##### Entries provided #####

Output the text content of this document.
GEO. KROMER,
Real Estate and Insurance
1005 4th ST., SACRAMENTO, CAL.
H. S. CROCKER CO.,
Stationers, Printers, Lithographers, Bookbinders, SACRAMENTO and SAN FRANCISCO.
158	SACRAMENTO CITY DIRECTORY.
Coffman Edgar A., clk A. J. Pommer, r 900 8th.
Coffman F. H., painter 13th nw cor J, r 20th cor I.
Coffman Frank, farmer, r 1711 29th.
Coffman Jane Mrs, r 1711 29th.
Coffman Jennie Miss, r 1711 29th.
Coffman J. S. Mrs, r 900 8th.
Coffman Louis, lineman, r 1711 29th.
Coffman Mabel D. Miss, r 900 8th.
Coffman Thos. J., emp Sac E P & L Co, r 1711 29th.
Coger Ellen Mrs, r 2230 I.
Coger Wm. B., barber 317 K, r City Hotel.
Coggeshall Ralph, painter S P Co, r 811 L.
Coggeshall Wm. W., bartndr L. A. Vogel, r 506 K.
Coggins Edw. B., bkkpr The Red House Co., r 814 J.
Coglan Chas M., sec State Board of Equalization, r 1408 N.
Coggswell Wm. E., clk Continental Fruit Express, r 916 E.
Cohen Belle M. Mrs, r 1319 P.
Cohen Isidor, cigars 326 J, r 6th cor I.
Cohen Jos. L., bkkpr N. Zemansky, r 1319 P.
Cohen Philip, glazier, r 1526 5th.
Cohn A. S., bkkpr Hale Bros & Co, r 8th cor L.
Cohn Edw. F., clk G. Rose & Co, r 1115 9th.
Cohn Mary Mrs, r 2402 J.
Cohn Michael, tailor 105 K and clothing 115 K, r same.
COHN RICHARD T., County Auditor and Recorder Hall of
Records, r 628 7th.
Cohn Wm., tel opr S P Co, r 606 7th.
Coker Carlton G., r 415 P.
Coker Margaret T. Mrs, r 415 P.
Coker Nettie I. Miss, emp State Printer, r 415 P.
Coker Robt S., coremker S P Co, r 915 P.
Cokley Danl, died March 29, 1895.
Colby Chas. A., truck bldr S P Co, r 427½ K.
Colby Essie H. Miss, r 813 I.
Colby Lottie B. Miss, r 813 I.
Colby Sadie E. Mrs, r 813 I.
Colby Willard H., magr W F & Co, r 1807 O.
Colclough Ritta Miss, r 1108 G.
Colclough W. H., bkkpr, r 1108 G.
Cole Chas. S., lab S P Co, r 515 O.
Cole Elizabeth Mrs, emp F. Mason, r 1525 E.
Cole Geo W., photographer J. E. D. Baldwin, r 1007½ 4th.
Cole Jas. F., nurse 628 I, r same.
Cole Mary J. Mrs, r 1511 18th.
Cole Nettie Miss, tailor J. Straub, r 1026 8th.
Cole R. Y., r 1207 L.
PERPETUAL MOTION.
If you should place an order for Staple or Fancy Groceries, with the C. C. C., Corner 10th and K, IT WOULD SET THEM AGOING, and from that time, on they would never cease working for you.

#####

Brief |
Write out all the lines again, exactly as they are.

Reply to the exercise |
Output the text content of this document.
GEO. KROMER,
Real Estate and Insurance
1005 4th ST., SACRAMENTO, CAL.
H. S. CROCKER CO.,
Stationers, Printers, Lithographers, Bookbinders, SACRAMENTO and SAN FRANCISCO.
158	SACRAMENTO CITY DIRECTORY.
Coffman Edgar A., clk A. J. Pommer, r 900 8th.
Coffman F. H., painter 13th nw cor J, r 20th cor I.
Coffman Frank, farmer, r 1711 29th.
Coffman Jane Mrs, r 1711 29th.
Coffman Jennie Miss, r 1711 29th.
Coffman J. S. Mrs, r 900 8th.
Coffman Louis, lineman, r 1711 29th.
Coffman Mabel D. Miss, r 900 8th.
Coffman Thos. J., emp Sac E P & L Co, r 1711 29th.
Coger Ellen Mrs, r 2230 I.
Coger Wm. B., barber 317 K, r City Hotel.
Coggeshall Ralph, painter S P Co, r 811 L.
Coggeshall Wm. W., bartndr L. A. Vogel, r 506 K.
Coggins Edw. B., bkkpr The Red House Co., r 814 J.
Coglan Chas M., sec State Board of Equalization, r 1408 N.
Coggswell Wm. E., clk Continental Fruit Express, r 916 E.
Cohen Belle M. Mrs, r 1319 P.
Cohen Isidor, cigars 326 J, r 6th cor I.
Cohen Jos. L., bkkpr N. Zemansky, r 1319 P.
Cohen Philip, glazier, r 1526 5th.
Cohn A. S., bkkpr Hale Bros & Co, r 8th cor L.
Cohn Edw. F., clk G. Rose & Co, r 1115 9th.
Cohn Mary Mrs, r 2402 J.
Cohn Michael, tailor 105 K and clothing 115 K, r same.
COHN RICHARD T., County Auditor and Recorder Hall of
Records, r 628 7th.
Cohn Wm., tel opr S P Co, r 606 7th.
Coker Carlton G., r 415 P.
Coker Margaret T. Mrs, r 415 P.
Coker Nettie I. Miss, emp State Printer, r 415 P.
Coker Robt S., coremker S P Co, r 915 P.
Cokley Danl, died March 29, 1895.
Colby Chas. A., truck bldr S P Co, r 427½ K.
Colby Essie H. Miss, r 813 I.
Colby Lottie B. Miss, r 813 I.
Colby Sadie E. Mrs, r 813 I.
Colby Willard H., magr W F & Co, r 1807 O.
Colclough Ritta Miss, r 1108 G.
Colclough W. H., bkkpr, r 1108 G.
Cole Chas. S., lab S P Co, r 515 O.
Cole Elizabeth Mrs, emp F. Mason, r 1525 E.
Cole Geo W., photographer J. E. D. Baldwin, r 1007½ 4th.
Cole Jas. F., nurse 628 I, r same.
Cole Mary J. Mrs, r 1511 18th.
Cole Nettie Miss, tailor J. Straub, r 1026 8th.
Cole R. Y., r 1207 L.
PERPETUAL MOTION.
If you should place an order for Staple or Fancy Groceries, with the C. C. C., Corner 10th and K, IT WOULD SET THEM AGOING, and from that time, on they would never cease working for you.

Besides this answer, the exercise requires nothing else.